>> Begin READING TEXT
African viewpoint: Election campaigns, Ghana-style

 
 Local chiefs at Elmina Castle in Ghana (archive shot) Chiefs wield enormous influence in Ghanaian politics

In our series of viewpoints from African journalists, Elizabeth Ohene - a former government minister in Ghana and a member of the opposition New Patriotic Party (NPP) - writes about how deceptive election campaigns can be.

We are in the midst of furious campaigning ahead of presidential and parliamentary elections on 7 December.

Every available space is covered with billboards, posters and flags.

As there are eight presidential candidates, the number of posters that can be squeezed around one light pole on a street is best left to the imagination.

The decibel level around the country generally has gone up and we cannot hear each other talk or, if truth be told, we do not want to hear each other because, to quote a friend, our minds are made up and we do not want to be confused with facts.

Wholeheartedly supporting everyone

Political campaigning in Ghana has its own rules and quirks.
>> End READING TEXT
__TASK PROMPT__. Copy out the whole article on election campaigning in Ghana, word for word.
>> Begin PROVIDED RECORDS
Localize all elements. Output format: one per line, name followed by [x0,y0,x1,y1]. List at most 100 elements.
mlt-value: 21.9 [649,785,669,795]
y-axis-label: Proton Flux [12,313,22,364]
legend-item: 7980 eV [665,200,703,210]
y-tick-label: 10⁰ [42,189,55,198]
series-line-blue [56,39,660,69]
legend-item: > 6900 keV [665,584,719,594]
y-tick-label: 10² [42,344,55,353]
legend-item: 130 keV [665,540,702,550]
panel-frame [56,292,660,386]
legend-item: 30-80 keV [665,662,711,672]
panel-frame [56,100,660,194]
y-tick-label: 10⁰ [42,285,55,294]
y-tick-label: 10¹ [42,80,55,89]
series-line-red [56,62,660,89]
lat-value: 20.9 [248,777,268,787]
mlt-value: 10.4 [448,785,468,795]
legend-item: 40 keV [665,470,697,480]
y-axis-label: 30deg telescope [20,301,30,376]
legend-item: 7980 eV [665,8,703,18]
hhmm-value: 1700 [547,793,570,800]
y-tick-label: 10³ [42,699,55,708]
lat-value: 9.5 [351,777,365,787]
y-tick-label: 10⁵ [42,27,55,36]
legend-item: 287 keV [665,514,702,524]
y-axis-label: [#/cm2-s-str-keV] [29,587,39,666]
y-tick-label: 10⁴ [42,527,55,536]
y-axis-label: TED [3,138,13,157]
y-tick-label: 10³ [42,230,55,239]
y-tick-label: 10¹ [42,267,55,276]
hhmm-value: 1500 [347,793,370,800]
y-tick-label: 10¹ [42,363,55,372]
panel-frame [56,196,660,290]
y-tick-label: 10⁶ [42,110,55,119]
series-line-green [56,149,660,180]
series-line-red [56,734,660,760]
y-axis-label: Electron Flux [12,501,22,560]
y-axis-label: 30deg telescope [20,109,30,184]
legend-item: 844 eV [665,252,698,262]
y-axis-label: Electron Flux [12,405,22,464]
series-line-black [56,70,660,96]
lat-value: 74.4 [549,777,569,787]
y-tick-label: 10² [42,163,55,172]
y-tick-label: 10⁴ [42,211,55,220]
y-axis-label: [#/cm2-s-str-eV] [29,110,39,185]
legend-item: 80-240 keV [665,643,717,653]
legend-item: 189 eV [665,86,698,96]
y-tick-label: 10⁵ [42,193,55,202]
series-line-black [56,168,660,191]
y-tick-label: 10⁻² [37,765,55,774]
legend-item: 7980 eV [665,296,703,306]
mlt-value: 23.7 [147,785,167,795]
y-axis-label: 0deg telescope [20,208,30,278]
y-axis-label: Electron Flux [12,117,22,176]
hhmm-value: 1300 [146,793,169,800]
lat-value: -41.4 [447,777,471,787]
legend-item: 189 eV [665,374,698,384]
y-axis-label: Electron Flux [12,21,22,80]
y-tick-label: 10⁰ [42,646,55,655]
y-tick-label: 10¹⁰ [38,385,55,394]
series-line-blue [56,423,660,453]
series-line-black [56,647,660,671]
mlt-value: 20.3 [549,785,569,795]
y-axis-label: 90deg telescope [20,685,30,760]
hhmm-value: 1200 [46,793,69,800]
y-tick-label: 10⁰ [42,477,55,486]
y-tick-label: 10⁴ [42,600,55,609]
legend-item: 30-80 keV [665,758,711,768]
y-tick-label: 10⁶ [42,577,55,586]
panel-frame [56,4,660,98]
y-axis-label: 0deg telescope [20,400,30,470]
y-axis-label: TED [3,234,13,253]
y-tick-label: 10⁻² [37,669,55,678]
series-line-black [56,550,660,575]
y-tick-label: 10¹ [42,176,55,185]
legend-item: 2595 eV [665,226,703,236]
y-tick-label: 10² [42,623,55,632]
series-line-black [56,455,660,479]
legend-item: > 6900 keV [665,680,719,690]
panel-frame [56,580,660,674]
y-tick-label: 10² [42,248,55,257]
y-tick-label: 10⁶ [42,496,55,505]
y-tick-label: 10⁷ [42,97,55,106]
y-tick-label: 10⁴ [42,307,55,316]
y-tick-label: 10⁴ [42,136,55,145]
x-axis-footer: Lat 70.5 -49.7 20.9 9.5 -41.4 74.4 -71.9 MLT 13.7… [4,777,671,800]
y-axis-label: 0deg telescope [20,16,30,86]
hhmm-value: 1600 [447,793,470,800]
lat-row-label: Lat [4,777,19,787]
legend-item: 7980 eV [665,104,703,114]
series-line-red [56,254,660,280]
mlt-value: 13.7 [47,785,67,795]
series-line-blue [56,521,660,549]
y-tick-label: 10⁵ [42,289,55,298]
>> End PROVIDED RECORDS
__FINISHED TASK__.
African viewpoint: Election campaigns, Ghana-style

 
 Local chiefs at Elmina Castle in Ghana (archive shot) Chiefs wield enormous influence in Ghanaian politics

In our series of viewpoints from African journalists, Elizabeth Ohene - a former government minister in Ghana and a member of the opposition New Patriotic Party (NPP) - writes about how deceptive election campaigns can be.

We are in the midst of furious campaigning ahead of presidential and parliamentary elections on 7 December.

Every available space is covered with billboards, posters and flags.

As there are eight presidential candidates, the number of posters that can be squeezed around one light pole on a street is best left to the imagination.

The decibel level around the country generally has gone up and we cannot hear each other talk or, if truth be told, we do not want to hear each other because, to quote a friend, our minds are made up and we do not want to be confused with facts.

Wholeheartedly supporting everyone

Political campaigning in Ghana has its own rules and quirks.